DO THIS: Wherever the word "課題テスト" appears in the entries, copy the whole line.

LISTED ENTRIES:
################

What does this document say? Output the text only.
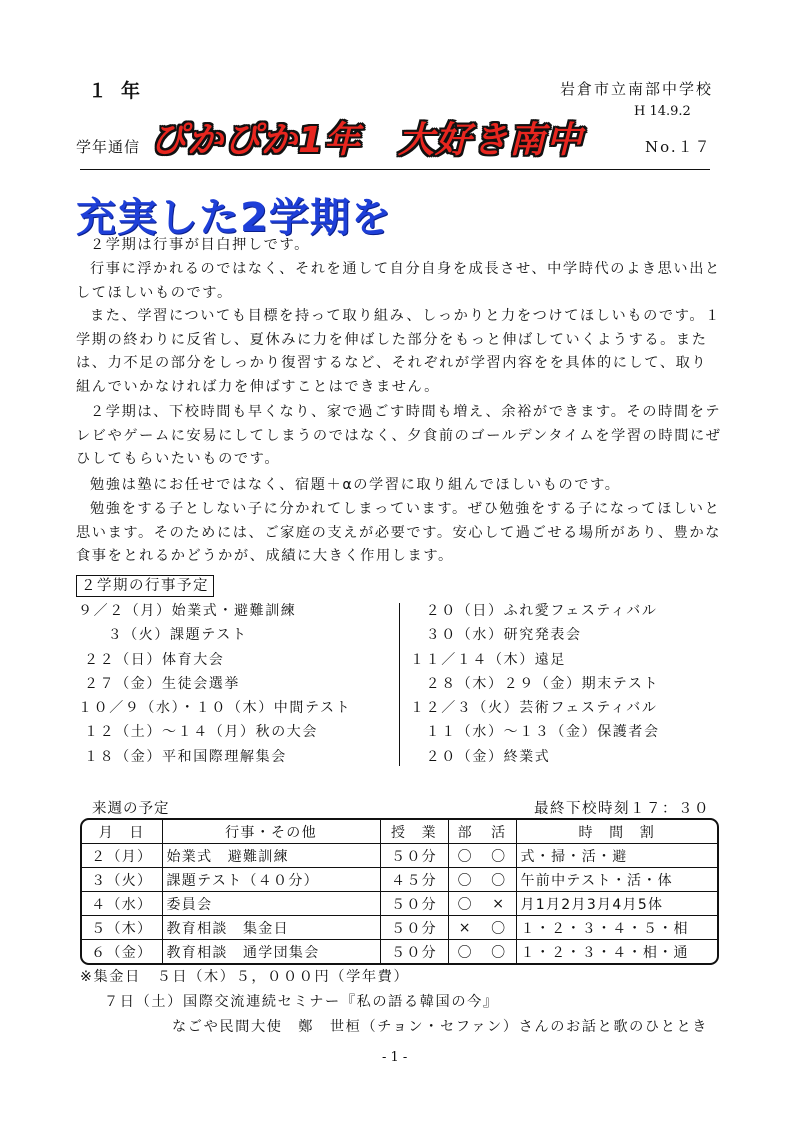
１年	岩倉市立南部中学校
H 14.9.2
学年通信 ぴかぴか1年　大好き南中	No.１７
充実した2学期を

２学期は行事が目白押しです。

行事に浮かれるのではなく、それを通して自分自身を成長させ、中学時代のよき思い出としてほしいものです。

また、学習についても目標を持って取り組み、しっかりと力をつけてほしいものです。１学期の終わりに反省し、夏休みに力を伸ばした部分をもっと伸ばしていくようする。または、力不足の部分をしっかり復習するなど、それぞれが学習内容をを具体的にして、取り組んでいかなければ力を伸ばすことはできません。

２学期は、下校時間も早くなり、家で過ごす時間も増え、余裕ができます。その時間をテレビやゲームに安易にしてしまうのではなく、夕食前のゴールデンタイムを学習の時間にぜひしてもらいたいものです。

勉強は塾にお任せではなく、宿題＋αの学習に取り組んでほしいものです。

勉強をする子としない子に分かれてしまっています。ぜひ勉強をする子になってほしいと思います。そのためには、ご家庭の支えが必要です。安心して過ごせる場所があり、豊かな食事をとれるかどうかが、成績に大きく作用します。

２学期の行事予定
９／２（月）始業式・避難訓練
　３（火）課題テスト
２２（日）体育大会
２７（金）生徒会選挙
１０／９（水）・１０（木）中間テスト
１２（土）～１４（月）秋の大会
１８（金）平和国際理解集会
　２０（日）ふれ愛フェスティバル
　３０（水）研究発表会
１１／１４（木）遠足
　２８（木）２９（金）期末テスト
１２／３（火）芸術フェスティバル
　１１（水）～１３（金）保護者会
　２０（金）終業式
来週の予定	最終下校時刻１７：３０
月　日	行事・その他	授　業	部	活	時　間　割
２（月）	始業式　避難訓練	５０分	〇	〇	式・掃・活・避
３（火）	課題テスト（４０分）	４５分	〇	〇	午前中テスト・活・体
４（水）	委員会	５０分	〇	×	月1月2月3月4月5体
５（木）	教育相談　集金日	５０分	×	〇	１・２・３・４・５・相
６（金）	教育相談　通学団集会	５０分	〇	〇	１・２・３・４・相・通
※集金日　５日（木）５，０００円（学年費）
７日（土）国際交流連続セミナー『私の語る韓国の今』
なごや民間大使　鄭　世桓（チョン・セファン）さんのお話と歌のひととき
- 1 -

################

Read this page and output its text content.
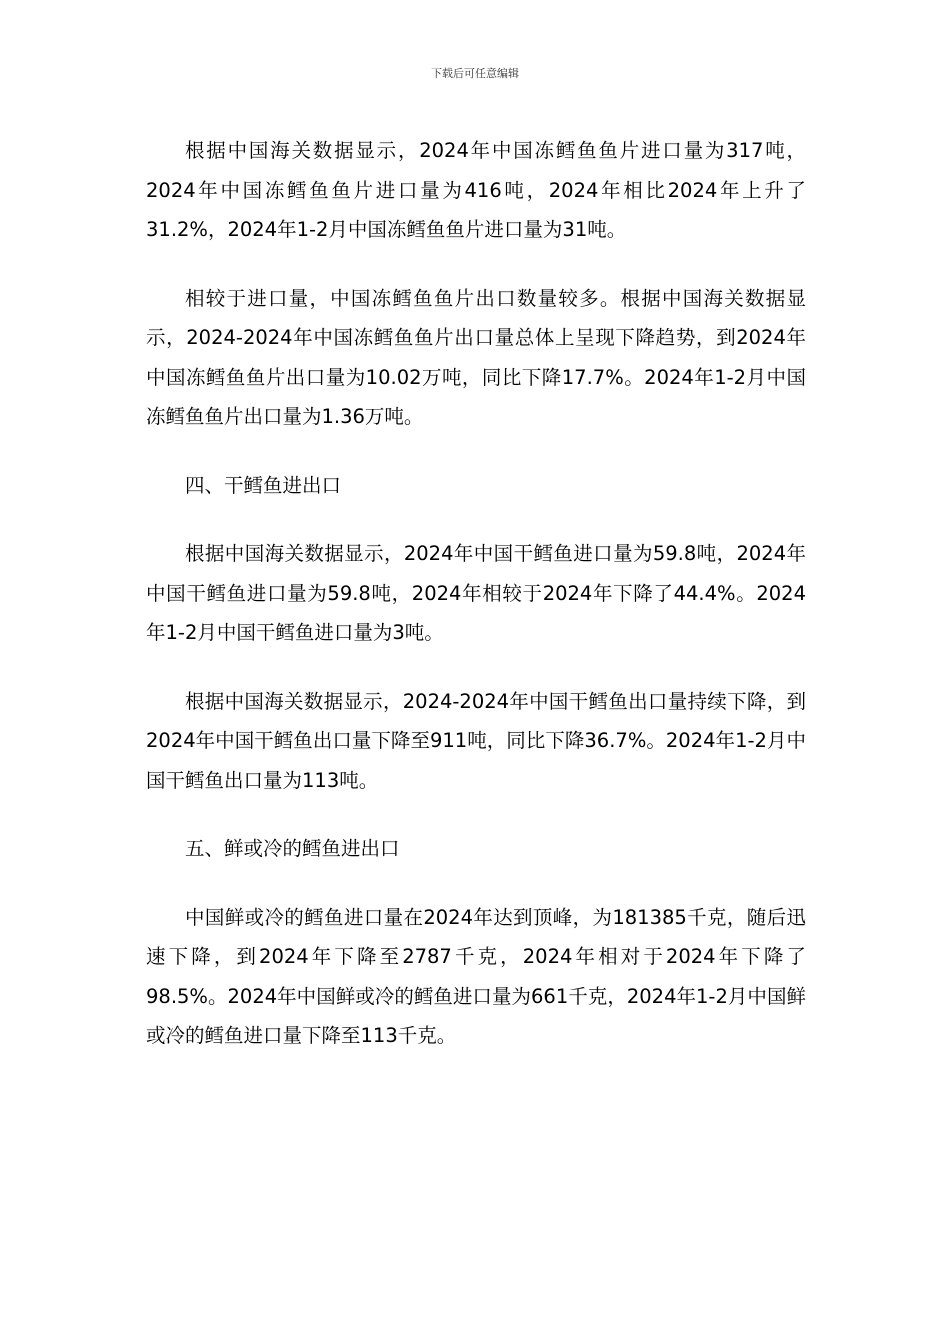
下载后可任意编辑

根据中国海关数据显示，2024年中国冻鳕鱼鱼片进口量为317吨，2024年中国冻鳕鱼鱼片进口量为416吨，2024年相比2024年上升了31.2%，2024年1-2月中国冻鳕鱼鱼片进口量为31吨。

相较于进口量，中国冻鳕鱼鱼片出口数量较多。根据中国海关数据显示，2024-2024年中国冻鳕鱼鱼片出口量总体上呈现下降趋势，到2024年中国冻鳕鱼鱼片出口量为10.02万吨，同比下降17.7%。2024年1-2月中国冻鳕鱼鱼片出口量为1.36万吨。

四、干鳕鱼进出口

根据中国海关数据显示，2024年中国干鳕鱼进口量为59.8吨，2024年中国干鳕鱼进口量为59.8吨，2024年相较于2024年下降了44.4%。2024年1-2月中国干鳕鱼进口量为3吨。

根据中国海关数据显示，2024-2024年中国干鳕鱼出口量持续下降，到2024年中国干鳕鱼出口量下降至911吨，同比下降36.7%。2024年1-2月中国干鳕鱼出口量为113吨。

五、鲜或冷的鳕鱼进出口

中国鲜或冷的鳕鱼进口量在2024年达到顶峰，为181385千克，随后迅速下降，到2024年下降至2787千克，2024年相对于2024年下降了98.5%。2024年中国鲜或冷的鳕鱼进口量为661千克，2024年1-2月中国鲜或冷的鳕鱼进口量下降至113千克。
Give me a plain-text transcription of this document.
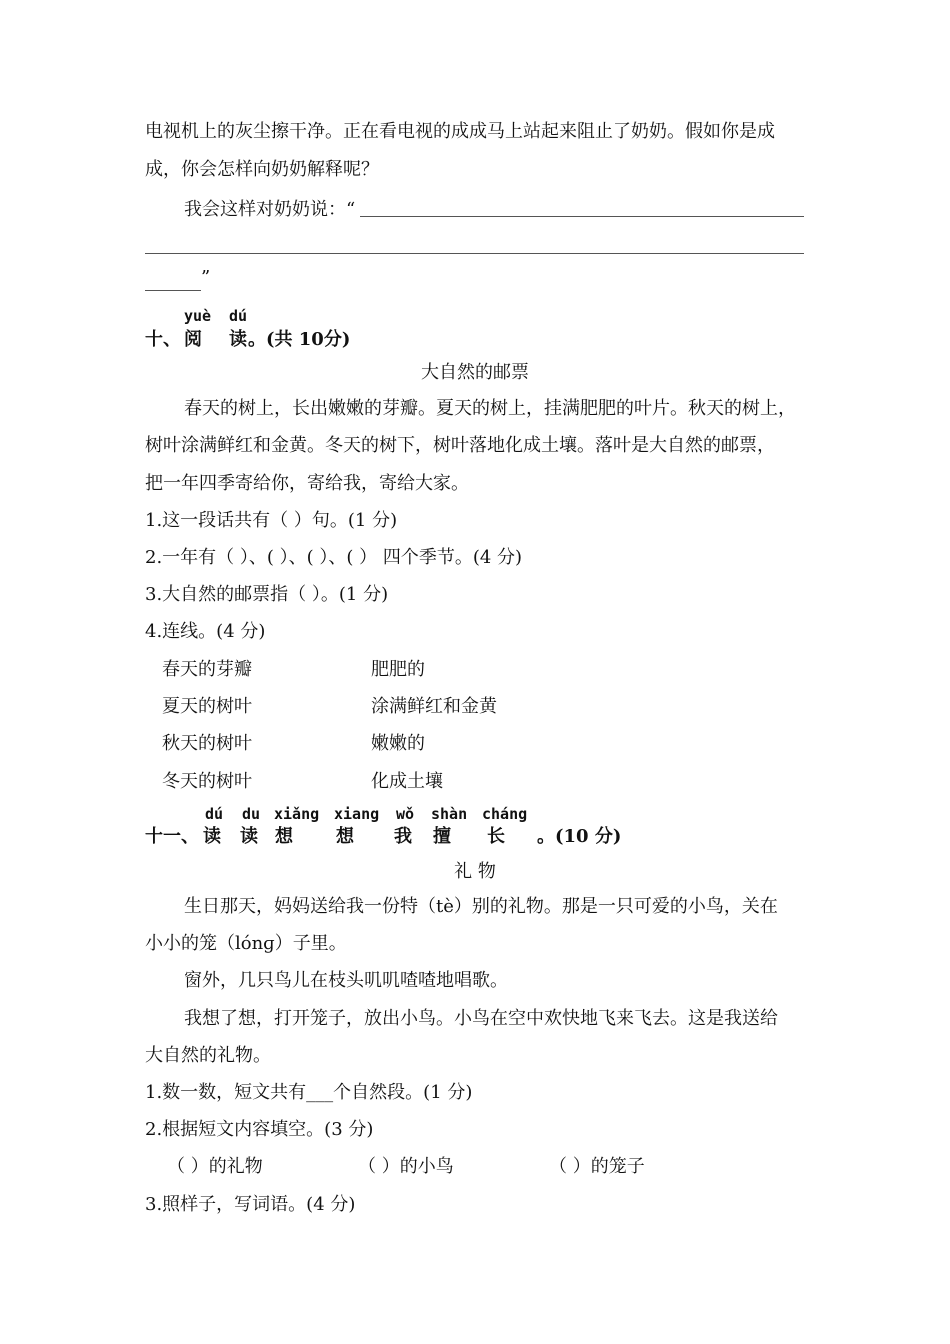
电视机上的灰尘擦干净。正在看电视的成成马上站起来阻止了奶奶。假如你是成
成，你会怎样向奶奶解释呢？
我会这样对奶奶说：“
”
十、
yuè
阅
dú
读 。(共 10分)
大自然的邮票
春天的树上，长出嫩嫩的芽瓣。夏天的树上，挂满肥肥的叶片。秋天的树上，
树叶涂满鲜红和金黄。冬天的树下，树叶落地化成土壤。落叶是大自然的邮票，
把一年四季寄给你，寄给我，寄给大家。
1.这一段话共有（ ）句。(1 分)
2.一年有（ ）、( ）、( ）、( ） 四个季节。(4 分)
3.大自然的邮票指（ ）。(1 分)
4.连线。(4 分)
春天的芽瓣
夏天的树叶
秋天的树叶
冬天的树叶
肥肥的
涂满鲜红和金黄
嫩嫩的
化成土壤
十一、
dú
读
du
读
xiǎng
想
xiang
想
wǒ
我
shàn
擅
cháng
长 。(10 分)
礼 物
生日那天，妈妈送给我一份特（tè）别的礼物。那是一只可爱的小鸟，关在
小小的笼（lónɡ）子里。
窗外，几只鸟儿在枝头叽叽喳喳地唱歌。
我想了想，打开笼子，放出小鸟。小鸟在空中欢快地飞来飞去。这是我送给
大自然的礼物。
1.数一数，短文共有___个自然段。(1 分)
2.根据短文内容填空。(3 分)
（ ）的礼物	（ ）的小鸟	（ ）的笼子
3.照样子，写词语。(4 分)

################

WRITTEN REPLY:
　３（火）課題テスト
３（火）	課題テスト（４０分）	４５分	〇	〇	午前中テスト・活・体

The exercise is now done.